=== EXCERPTED DATA ===
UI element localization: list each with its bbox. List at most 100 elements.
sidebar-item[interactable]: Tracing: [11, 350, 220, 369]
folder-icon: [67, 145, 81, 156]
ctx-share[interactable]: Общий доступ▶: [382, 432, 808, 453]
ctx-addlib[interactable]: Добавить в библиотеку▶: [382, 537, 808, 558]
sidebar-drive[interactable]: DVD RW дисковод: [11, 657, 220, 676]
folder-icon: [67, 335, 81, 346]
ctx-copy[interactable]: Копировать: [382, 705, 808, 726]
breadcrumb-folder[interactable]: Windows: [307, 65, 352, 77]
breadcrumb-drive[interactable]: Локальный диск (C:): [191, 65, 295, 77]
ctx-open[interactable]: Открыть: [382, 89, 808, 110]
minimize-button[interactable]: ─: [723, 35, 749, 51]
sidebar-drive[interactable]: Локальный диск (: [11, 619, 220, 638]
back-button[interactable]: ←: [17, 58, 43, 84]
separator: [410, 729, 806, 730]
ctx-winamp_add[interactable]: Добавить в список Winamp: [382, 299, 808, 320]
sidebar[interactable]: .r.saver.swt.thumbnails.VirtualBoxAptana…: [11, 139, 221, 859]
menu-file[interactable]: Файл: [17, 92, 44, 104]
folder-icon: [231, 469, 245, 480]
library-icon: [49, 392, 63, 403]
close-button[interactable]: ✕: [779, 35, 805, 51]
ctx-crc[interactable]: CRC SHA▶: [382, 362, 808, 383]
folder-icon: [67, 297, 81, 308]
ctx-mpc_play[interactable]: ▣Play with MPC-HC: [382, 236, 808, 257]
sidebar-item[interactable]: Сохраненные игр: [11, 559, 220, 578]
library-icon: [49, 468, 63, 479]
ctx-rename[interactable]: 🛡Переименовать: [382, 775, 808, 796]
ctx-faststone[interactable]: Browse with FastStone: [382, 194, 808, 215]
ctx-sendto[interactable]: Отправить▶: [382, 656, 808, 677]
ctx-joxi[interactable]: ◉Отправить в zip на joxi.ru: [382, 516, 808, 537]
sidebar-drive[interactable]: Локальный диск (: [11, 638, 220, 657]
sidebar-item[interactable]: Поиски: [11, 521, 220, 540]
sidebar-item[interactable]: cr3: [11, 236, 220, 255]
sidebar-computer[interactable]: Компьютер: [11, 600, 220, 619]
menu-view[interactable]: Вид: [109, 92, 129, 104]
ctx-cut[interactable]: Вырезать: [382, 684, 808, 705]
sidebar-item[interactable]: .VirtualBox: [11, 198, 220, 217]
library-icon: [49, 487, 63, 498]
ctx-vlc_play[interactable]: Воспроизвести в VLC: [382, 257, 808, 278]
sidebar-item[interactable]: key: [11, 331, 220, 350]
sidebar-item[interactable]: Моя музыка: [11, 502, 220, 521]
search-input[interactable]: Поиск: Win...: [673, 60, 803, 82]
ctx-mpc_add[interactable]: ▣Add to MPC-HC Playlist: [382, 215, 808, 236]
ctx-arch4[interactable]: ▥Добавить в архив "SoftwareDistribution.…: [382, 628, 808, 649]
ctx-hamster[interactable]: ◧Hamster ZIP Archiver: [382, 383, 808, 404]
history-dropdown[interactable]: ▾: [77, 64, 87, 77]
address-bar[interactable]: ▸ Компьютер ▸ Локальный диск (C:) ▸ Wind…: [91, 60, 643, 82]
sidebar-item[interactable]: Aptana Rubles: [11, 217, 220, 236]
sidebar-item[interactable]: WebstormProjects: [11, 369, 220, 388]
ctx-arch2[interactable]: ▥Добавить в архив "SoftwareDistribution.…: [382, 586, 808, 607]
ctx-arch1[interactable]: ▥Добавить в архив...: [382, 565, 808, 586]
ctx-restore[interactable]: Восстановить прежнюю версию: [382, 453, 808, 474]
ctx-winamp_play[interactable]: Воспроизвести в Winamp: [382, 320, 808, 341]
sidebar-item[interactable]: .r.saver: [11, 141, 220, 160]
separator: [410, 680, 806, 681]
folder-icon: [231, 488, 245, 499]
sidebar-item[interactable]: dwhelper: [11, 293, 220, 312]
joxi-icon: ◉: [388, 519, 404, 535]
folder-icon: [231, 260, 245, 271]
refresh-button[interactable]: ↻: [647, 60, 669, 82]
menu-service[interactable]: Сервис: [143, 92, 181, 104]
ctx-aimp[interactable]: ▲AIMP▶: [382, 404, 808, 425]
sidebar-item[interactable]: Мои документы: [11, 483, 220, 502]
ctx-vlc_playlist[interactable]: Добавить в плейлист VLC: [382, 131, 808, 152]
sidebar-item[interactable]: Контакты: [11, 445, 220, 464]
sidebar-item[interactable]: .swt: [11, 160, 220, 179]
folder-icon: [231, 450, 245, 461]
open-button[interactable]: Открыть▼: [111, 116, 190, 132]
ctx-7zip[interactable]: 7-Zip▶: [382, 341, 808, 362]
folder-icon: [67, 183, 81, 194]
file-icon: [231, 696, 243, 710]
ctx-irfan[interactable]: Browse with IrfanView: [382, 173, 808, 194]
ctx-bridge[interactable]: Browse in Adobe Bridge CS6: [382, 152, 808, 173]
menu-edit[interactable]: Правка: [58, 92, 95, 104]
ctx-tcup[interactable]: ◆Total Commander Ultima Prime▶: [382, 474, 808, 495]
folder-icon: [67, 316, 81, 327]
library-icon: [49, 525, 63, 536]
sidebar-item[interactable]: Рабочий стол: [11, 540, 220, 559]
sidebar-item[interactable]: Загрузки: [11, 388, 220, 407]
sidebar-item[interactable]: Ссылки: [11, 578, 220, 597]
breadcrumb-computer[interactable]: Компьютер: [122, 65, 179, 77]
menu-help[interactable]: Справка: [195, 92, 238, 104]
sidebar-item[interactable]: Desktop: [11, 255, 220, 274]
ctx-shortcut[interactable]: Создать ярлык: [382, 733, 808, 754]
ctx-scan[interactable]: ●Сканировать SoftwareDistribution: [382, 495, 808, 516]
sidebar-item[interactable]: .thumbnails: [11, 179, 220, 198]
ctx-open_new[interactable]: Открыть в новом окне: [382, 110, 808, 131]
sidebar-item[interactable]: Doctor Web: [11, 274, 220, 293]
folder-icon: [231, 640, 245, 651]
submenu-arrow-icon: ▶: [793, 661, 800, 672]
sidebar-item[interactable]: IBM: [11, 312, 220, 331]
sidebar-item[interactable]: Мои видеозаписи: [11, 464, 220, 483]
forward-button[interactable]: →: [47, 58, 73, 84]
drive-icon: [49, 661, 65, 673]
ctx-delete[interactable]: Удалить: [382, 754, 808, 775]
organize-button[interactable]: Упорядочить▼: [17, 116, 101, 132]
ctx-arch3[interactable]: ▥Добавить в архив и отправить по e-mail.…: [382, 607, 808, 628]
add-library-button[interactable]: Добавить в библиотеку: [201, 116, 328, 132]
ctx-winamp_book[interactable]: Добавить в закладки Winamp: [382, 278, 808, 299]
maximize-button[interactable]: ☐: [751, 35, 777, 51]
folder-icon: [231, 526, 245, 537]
===
Copy the records from their first line through the line containing "ctx-share[interactable]: Общий доступ▶: [382, 432, 808, 453]", both included, swapping "Tracing" for "Logging" and keeping everything else the same.

■ SOLUTION TO THIS PROBLEM
UI element localization: list each with its bbox. List at most 100 elements.
sidebar-item[interactable]: Logging: [11, 350, 220, 369]
folder-icon: [67, 145, 81, 156]
ctx-share[interactable]: Общий доступ▶: [382, 432, 808, 453]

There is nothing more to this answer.